### Quoted passage
[start]

Summary

Here is the url for the code.
This report presents an analysis for the recent 5 years data of 10 companies, Apple, Amazon, Bank of America, Facebook, Google, IBM, JP Morgan, Microsoft, Target and Walmart. Also, Monthly closing price from November 11, 2013 to November 11, 2018 are used to compute monthly returns of each company for the further analysis. The report contains 5 statistical analysis parts separated by the topics and a data description part. Main results are shown below:
  • Overall, due to the stock market selloff during 2015-2016, all the stocks did not perform well in 2015 and 2016. In addition, among these ten stocks, there are three stocks, Apple, Facebook, and Target are seemly normally distributed, and Amazon is the most risky stock.
  • Microsoft and Amazon are most highly correlated with the value of 0.983 while Facebook and IBM are least correlated with the value of -0.577. The diversification will benefit more when the assets have a lower correlation value. Principal component analysis demonstrates that the first three components can represent the distribution of data and variation of the stock price, explaining 93.5% of the variance of data.
  • Among the 4 copulas(normal, t, Clayton, Gumbel), t copula fits the data best since it has the smallest AIC value. Normal copula is similar to t copula and performs relatively well also because the estimate v of t copula is large.
  • the minimum variance portfolio of 10 assets has monthly mean of 0.00918 and standard deviation of 0.00084, with the weight of 0.060,-0.080,-0.176,0.169,0.173,0.100,0.454,-0.011,0.047 and 0.265 respectively(alphabetical order). Each individual assets has a sharp ratio under 1. Therefore, a tangency portfolio is constructed with a sharpe ratio of 0.376, better than the individual asset.
  • An efficient portfolio which can achieve 6% expected return per year with only risky assets and no short sales consists 9.5% of Facebook, 7.4% of Google, 31.2% of IBM, 10.1% of JP Morgan, 9.3 of Target and 32.5% of Walmart. Combining the efficient portfolio with other conditions remaining the same, a new portfolio is created consisting of 92.3% of T-bills, 2.4% of Facebook, 0.5% of Apple, 1.5% of Amazon, 1.7% of JP Morgan, 1.5% of Microsoft and 0.1% of Walmart. The 5% value at risk for both portfolios are the same because T-bills are risk free and hence will not cause any loss in the extreme event.

[end]

### Dataset records
[start]

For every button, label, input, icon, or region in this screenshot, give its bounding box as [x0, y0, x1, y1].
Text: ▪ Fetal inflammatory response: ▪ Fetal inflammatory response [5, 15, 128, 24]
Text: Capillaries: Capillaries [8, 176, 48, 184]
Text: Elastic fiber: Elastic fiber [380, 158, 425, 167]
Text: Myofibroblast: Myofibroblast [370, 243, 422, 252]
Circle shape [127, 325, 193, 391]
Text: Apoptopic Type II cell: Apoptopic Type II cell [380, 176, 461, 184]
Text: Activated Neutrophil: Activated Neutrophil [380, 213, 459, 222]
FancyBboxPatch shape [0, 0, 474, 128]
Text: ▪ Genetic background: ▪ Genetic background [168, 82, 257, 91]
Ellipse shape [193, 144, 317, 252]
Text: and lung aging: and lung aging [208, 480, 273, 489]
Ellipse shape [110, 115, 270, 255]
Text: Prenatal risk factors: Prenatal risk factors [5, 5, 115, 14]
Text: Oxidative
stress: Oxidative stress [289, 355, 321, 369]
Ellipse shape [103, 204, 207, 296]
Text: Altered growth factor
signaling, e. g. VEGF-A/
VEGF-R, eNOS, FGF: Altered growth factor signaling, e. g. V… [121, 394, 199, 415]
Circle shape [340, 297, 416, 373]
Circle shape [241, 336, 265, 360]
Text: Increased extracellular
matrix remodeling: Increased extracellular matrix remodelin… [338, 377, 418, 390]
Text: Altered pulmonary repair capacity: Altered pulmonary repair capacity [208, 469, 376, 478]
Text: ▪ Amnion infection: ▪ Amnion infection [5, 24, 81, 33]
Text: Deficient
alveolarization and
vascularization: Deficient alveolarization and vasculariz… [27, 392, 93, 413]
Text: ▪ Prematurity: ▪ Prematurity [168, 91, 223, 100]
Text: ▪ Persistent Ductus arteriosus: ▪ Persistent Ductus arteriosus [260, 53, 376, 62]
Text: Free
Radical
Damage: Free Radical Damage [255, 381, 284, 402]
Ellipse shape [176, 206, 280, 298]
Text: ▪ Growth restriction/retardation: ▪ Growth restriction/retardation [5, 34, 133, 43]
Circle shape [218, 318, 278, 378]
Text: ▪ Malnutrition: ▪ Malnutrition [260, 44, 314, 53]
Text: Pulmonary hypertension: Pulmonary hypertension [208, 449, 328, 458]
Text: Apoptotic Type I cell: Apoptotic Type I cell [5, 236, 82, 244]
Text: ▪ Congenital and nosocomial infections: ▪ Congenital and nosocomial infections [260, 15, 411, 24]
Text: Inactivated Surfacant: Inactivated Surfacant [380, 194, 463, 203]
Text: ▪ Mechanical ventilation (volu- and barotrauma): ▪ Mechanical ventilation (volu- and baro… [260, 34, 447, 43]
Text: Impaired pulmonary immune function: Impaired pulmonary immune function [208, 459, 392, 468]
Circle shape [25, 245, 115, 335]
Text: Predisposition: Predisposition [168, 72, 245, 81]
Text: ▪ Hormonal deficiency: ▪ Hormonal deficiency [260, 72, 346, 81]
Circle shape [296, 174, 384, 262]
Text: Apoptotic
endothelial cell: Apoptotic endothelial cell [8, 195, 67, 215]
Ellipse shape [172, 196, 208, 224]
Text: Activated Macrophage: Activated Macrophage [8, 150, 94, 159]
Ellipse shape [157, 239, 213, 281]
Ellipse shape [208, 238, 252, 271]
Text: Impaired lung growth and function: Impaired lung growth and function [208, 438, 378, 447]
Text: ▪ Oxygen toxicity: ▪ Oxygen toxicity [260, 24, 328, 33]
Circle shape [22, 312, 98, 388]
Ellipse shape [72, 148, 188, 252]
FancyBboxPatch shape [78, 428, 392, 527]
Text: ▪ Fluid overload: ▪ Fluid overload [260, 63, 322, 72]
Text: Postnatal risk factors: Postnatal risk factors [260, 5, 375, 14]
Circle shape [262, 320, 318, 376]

[end]

### Task set
**A.** Name every copula the summary compares when fitting the data.
**B.** From the summary, quote the text that starts at the words "Here is the" and ends after the words "most risky stock.".
The material isn't needed here.

### Results
**A.** Normal, t, Clayton, Gumbel

**B.**
Here is the url for the code.
This report presents an analysis for the recent 5 years data of 10 companies, Apple, Amazon, Bank of America, Facebook, Google, IBM, JP Morgan, Microsoft, Target and Walmart. Also, Monthly closing price from November 11, 2013 to November 11, 2018 are used to compute monthly returns of each company for the further analysis. The report contains 5 statistical analysis parts separated by the topics and a data description part. Main results are shown below:
  • Overall, due to the stock market selloff during 2015-2016, all the stocks did not perform well in 2015 and 2016. In addition, among these ten stocks, there are three stocks, Apple, Facebook, and Target are seemly normally distributed, and Amazon is the most risky stock.